**STATED EXERCISE**
Write out the data again in full, exactly as it reads.

Dataset listings of figures
---+---

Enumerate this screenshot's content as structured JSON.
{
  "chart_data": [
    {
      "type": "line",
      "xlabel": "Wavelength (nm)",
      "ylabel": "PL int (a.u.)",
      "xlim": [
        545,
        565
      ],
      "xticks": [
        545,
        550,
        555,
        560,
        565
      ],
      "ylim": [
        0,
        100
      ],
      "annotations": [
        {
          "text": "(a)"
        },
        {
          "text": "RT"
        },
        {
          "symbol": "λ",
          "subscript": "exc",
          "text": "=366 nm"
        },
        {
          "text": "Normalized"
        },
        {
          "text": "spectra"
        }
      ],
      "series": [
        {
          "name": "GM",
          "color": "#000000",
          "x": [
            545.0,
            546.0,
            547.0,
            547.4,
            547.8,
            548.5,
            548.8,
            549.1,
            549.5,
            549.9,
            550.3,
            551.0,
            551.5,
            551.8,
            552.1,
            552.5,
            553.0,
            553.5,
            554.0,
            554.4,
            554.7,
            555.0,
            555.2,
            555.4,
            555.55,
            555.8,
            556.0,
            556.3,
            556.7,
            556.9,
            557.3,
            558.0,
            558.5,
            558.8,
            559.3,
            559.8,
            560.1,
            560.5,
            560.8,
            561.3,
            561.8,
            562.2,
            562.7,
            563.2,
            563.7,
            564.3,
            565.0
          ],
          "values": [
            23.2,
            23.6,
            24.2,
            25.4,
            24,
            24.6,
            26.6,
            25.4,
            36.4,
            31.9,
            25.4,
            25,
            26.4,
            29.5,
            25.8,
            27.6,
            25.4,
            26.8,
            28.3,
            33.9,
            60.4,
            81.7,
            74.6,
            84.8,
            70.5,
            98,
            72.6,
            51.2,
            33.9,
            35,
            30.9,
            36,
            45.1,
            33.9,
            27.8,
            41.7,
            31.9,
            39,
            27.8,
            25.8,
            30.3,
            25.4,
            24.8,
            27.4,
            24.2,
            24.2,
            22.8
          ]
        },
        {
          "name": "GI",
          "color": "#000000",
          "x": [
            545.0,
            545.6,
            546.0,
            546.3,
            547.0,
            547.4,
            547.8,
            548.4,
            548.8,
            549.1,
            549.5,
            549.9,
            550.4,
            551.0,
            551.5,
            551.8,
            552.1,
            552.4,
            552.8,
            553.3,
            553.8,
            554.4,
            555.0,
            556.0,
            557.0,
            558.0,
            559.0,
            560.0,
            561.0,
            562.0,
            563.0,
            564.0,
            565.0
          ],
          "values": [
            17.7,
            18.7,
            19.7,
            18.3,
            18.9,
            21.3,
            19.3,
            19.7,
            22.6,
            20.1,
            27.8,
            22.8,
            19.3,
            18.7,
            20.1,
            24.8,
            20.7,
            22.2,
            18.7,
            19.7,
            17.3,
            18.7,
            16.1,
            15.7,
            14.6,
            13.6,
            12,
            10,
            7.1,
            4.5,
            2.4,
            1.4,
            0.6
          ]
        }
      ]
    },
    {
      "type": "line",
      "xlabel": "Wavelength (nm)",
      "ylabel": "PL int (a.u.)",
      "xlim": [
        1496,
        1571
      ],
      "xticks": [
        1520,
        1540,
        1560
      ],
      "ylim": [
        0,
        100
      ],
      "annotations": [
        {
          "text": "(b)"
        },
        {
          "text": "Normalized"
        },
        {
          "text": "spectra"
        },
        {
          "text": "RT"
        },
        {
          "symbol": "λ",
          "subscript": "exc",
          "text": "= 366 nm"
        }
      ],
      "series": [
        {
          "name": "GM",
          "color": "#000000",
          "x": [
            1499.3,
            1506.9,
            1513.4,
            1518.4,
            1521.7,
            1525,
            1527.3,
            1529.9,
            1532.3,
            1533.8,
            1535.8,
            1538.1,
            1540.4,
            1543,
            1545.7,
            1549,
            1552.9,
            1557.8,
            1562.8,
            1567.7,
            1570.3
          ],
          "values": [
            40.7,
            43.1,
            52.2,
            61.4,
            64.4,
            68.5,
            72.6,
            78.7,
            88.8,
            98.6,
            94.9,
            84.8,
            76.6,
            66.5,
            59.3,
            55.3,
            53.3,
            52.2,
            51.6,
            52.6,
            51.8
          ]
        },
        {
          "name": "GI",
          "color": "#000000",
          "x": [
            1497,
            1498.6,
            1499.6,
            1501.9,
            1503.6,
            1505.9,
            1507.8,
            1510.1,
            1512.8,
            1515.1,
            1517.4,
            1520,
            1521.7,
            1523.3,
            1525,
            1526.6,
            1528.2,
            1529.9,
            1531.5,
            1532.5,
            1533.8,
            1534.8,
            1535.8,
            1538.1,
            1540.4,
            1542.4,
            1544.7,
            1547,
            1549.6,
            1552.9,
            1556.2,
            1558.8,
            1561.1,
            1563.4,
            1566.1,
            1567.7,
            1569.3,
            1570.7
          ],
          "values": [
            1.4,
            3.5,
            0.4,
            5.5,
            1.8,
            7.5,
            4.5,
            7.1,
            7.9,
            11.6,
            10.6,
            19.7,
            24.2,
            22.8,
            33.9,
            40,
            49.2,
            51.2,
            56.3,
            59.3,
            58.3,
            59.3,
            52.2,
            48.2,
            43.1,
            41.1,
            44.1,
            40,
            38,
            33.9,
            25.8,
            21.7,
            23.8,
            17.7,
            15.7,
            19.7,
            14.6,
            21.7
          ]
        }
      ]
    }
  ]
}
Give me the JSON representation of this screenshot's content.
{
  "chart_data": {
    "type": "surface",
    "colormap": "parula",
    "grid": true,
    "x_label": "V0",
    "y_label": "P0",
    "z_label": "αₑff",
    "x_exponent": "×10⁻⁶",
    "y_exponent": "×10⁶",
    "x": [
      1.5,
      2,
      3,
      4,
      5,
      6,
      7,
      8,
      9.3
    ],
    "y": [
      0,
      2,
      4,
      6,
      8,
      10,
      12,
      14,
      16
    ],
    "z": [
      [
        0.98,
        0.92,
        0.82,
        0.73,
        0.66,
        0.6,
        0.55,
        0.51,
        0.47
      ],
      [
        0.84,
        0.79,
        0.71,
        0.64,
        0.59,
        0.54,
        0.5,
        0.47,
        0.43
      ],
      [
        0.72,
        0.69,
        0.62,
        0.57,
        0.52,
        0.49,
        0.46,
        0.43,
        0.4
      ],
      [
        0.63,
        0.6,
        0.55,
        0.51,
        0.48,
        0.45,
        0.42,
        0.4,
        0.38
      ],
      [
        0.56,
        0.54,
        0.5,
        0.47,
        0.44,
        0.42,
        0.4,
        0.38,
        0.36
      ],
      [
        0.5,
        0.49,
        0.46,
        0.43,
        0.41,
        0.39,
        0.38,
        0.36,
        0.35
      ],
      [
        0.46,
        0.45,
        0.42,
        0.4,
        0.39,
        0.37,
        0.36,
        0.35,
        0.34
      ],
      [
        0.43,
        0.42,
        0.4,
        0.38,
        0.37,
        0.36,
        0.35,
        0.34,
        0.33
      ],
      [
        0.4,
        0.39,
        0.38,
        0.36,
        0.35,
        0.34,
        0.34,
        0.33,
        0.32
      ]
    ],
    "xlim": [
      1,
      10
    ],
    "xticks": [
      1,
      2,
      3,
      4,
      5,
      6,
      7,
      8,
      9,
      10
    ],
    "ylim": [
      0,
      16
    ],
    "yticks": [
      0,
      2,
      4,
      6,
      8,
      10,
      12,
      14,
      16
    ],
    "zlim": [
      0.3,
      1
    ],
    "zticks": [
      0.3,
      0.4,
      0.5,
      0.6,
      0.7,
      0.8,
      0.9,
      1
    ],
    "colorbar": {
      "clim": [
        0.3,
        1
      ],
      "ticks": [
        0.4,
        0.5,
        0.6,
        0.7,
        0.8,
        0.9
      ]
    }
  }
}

---+---

**SOLUTION TO THIS EXERCISE**
Enumerate this screenshot's content as structured JSON.
{
  "chart_data": [
    {
      "type": "line",
      "xlabel": "Wavelength (nm)",
      "ylabel": "PL int (a.u.)",
      "xlim": [
        545,
        565
      ],
      "xticks": [
        545,
        550,
        555,
        560,
        565
      ],
      "ylim": [
        0,
        100
      ],
      "annotations": [
        {
          "text": "(a)"
        },
        {
          "text": "RT"
        },
        {
          "symbol": "λ",
          "subscript": "exc",
          "text": "=366 nm"
        },
        {
          "text": "Normalized"
        },
        {
          "text": "spectra"
        }
      ],
      "series": [
        {
          "name": "GM",
          "color": "#000000",
          "x": [
            545.0,
            546.0,
            547.0,
            547.4,
            547.8,
            548.5,
            548.8,
            549.1,
            549.5,
            549.9,
            550.3,
            551.0,
            551.5,
            551.8,
            552.1,
            552.5,
            553.0,
            553.5,
            554.0,
            554.4,
            554.7,
            555.0,
            555.2,
            555.4,
            555.55,
            555.8,
            556.0,
            556.3,
            556.7,
            556.9,
            557.3,
            558.0,
            558.5,
            558.8,
            559.3,
            559.8,
            560.1,
            560.5,
            560.8,
            561.3,
            561.8,
            562.2,
            562.7,
            563.2,
            563.7,
            564.3,
            565.0
          ],
          "values": [
            23.2,
            23.6,
            24.2,
            25.4,
            24,
            24.6,
            26.6,
            25.4,
            36.4,
            31.9,
            25.4,
            25,
            26.4,
            29.5,
            25.8,
            27.6,
            25.4,
            26.8,
            28.3,
            33.9,
            60.4,
            81.7,
            74.6,
            84.8,
            70.5,
            98,
            72.6,
            51.2,
            33.9,
            35,
            30.9,
            36,
            45.1,
            33.9,
            27.8,
            41.7,
            31.9,
            39,
            27.8,
            25.8,
            30.3,
            25.4,
            24.8,
            27.4,
            24.2,
            24.2,
            22.8
          ]
        },
        {
          "name": "GI",
          "color": "#000000",
          "x": [
            545.0,
            545.6,
            546.0,
            546.3,
            547.0,
            547.4,
            547.8,
            548.4,
            548.8,
            549.1,
            549.5,
            549.9,
            550.4,
            551.0,
            551.5,
            551.8,
            552.1,
            552.4,
            552.8,
            553.3,
            553.8,
            554.4,
            555.0,
            556.0,
            557.0,
            558.0,
            559.0,
            560.0,
            561.0,
            562.0,
            563.0,
            564.0,
            565.0
          ],
          "values": [
            17.7,
            18.7,
            19.7,
            18.3,
            18.9,
            21.3,
            19.3,
            19.7,
            22.6,
            20.1,
            27.8,
            22.8,
            19.3,
            18.7,
            20.1,
            24.8,
            20.7,
            22.2,
            18.7,
            19.7,
            17.3,
            18.7,
            16.1,
            15.7,
            14.6,
            13.6,
            12,
            10,
            7.1,
            4.5,
            2.4,
            1.4,
            0.6
          ]
        }
      ]
    },
    {
      "type": "line",
      "xlabel": "Wavelength (nm)",
      "ylabel": "PL int (a.u.)",
      "xlim": [
        1496,
        1571
      ],
      "xticks": [
        1520,
        1540,
        1560
      ],
      "ylim": [
        0,
        100
      ],
      "annotations": [
        {
          "text": "(b)"
        },
        {
          "text": "Normalized"
        },
        {
          "text": "spectra"
        },
        {
          "text": "RT"
        },
        {
          "symbol": "λ",
          "subscript": "exc",
          "text": "= 366 nm"
        }
      ],
      "series": [
        {
          "name": "GM",
          "color": "#000000",
          "x": [
            1499.3,
            1506.9,
            1513.4,
            1518.4,
            1521.7,
            1525,
            1527.3,
            1529.9,
            1532.3,
            1533.8,
            1535.8,
            1538.1,
            1540.4,
            1543,
            1545.7,
            1549,
            1552.9,
            1557.8,
            1562.8,
            1567.7,
            1570.3
          ],
          "values": [
            40.7,
            43.1,
            52.2,
            61.4,
            64.4,
            68.5,
            72.6,
            78.7,
            88.8,
            98.6,
            94.9,
            84.8,
            76.6,
            66.5,
            59.3,
            55.3,
            53.3,
            52.2,
            51.6,
            52.6,
            51.8
          ]
        },
        {
          "name": "GI",
          "color": "#000000",
          "x": [
            1497,
            1498.6,
            1499.6,
            1501.9,
            1503.6,
            1505.9,
            1507.8,
            1510.1,
            1512.8,
            1515.1,
            1517.4,
            1520,
            1521.7,
            1523.3,
            1525,
            1526.6,
            1528.2,
            1529.9,
            1531.5,
            1532.5,
            1533.8,
            1534.8,
            1535.8,
            1538.1,
            1540.4,
            1542.4,
            1544.7,
            1547,
            1549.6,
            1552.9,
            1556.2,
            1558.8,
            1561.1,
            1563.4,
            1566.1,
            1567.7,
            1569.3,
            1570.7
          ],
          "values": [
            1.4,
            3.5,
            0.4,
            5.5,
            1.8,
            7.5,
            4.5,
            7.1,
            7.9,
            11.6,
            10.6,
            19.7,
            24.2,
            22.8,
            33.9,
            40,
            49.2,
            51.2,
            56.3,
            59.3,
            58.3,
            59.3,
            52.2,
            48.2,
            43.1,
            41.1,
            44.1,
            40,
            38,
            33.9,
            25.8,
            21.7,
            23.8,
            17.7,
            15.7,
            19.7,
            14.6,
            21.7
          ]
        }
      ]
    }
  ]
}
Give me the JSON representation of this screenshot's content.
{
  "chart_data": {
    "type": "surface",
    "colormap": "parula",
    "grid": true,
    "x_label": "V0",
    "y_label": "P0",
    "z_label": "αₑff",
    "x_exponent": "×10⁻⁶",
    "y_exponent": "×10⁶",
    "x": [
      1.5,
      2,
      3,
      4,
      5,
      6,
      7,
      8,
      9.3
    ],
    "y": [
      0,
      2,
      4,
      6,
      8,
      10,
      12,
      14,
      16
    ],
    "z": [
      [
        0.98,
        0.92,
        0.82,
        0.73,
        0.66,
        0.6,
        0.55,
        0.51,
        0.47
      ],
      [
        0.84,
        0.79,
        0.71,
        0.64,
        0.59,
        0.54,
        0.5,
        0.47,
        0.43
      ],
      [
        0.72,
        0.69,
        0.62,
        0.57,
        0.52,
        0.49,
        0.46,
        0.43,
        0.4
      ],
      [
        0.63,
        0.6,
        0.55,
        0.51,
        0.48,
        0.45,
        0.42,
        0.4,
        0.38
      ],
      [
        0.56,
        0.54,
        0.5,
        0.47,
        0.44,
        0.42,
        0.4,
        0.38,
        0.36
      ],
      [
        0.5,
        0.49,
        0.46,
        0.43,
        0.41,
        0.39,
        0.38,
        0.36,
        0.35
      ],
      [
        0.46,
        0.45,
        0.42,
        0.4,
        0.39,
        0.37,
        0.36,
        0.35,
        0.34
      ],
      [
        0.43,
        0.42,
        0.4,
        0.38,
        0.37,
        0.36,
        0.35,
        0.34,
        0.33
      ],
      [
        0.4,
        0.39,
        0.38,
        0.36,
        0.35,
        0.34,
        0.34,
        0.33,
        0.32
      ]
    ],
    "xlim": [
      1,
      10
    ],
    "xticks": [
      1,
      2,
      3,
      4,
      5,
      6,
      7,
      8,
      9,
      10
    ],
    "ylim": [
      0,
      16
    ],
    "yticks": [
      0,
      2,
      4,
      6,
      8,
      10,
      12,
      14,
      16
    ],
    "zlim": [
      0.3,
      1
    ],
    "zticks": [
      0.3,
      0.4,
      0.5,
      0.6,
      0.7,
      0.8,
      0.9,
      1
    ],
    "colorbar": {
      "clim": [
        0.3,
        1
      ],
      "ticks": [
        0.4,
        0.5,
        0.6,
        0.7,
        0.8,
        0.9
      ]
    }
  }
}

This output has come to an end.